** Start STORED DATA **
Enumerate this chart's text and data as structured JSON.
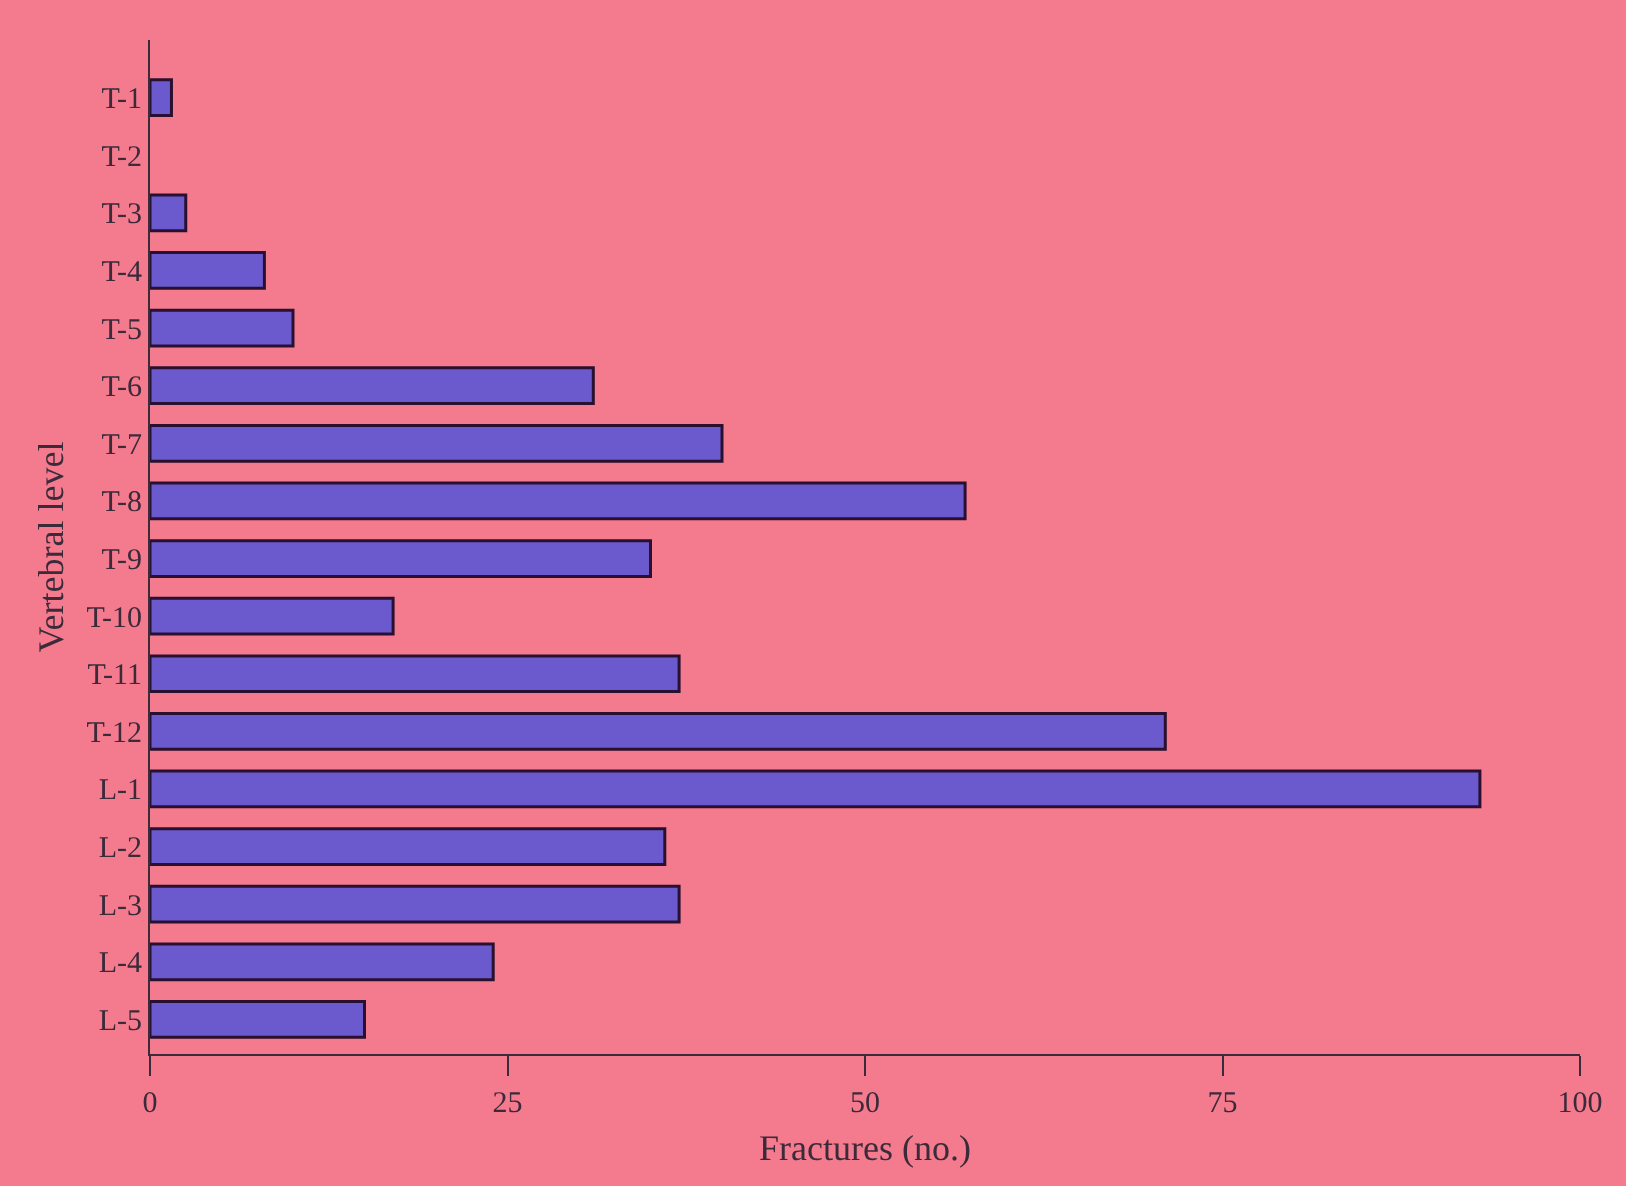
{
  "chart_data": {
    "type": "bar",
    "orientation": "horizontal",
    "xlabel": "Fractures (no.)",
    "ylabel": "Vertebral level",
    "categories": [
      "T-1",
      "T-2",
      "T-3",
      "T-4",
      "T-5",
      "T-6",
      "T-7",
      "T-8",
      "T-9",
      "T-10",
      "T-11",
      "T-12",
      "L-1",
      "L-2",
      "L-3",
      "L-4",
      "L-5"
    ],
    "values": [
      1.5,
      0,
      2.5,
      8,
      10,
      31,
      40,
      57,
      35,
      17,
      37,
      71,
      93,
      36,
      37,
      24,
      15
    ],
    "color": "#6a5acd",
    "xlim": [
      0,
      100
    ],
    "xticks": [
      0,
      25,
      50,
      75,
      100
    ],
    "grid": false
  }
}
** End STORED DATA **
▶ [WHAT YOU HAVE TO DO]
Would you return the data exactly as written, without the pictures?

▶ [EXERCISE SOLUTION]
Enumerate this chart's text and data as structured JSON.
{
  "chart_data": {
    "type": "bar",
    "orientation": "horizontal",
    "xlabel": "Fractures (no.)",
    "ylabel": "Vertebral level",
    "categories": [
      "T-1",
      "T-2",
      "T-3",
      "T-4",
      "T-5",
      "T-6",
      "T-7",
      "T-8",
      "T-9",
      "T-10",
      "T-11",
      "T-12",
      "L-1",
      "L-2",
      "L-3",
      "L-4",
      "L-5"
    ],
    "values": [
      1.5,
      0,
      2.5,
      8,
      10,
      31,
      40,
      57,
      35,
      17,
      37,
      71,
      93,
      36,
      37,
      24,
      15
    ],
    "color": "#6a5acd",
    "xlim": [
      0,
      100
    ],
    "xticks": [
      0,
      25,
      50,
      75,
      100
    ],
    "grid": false
  }
}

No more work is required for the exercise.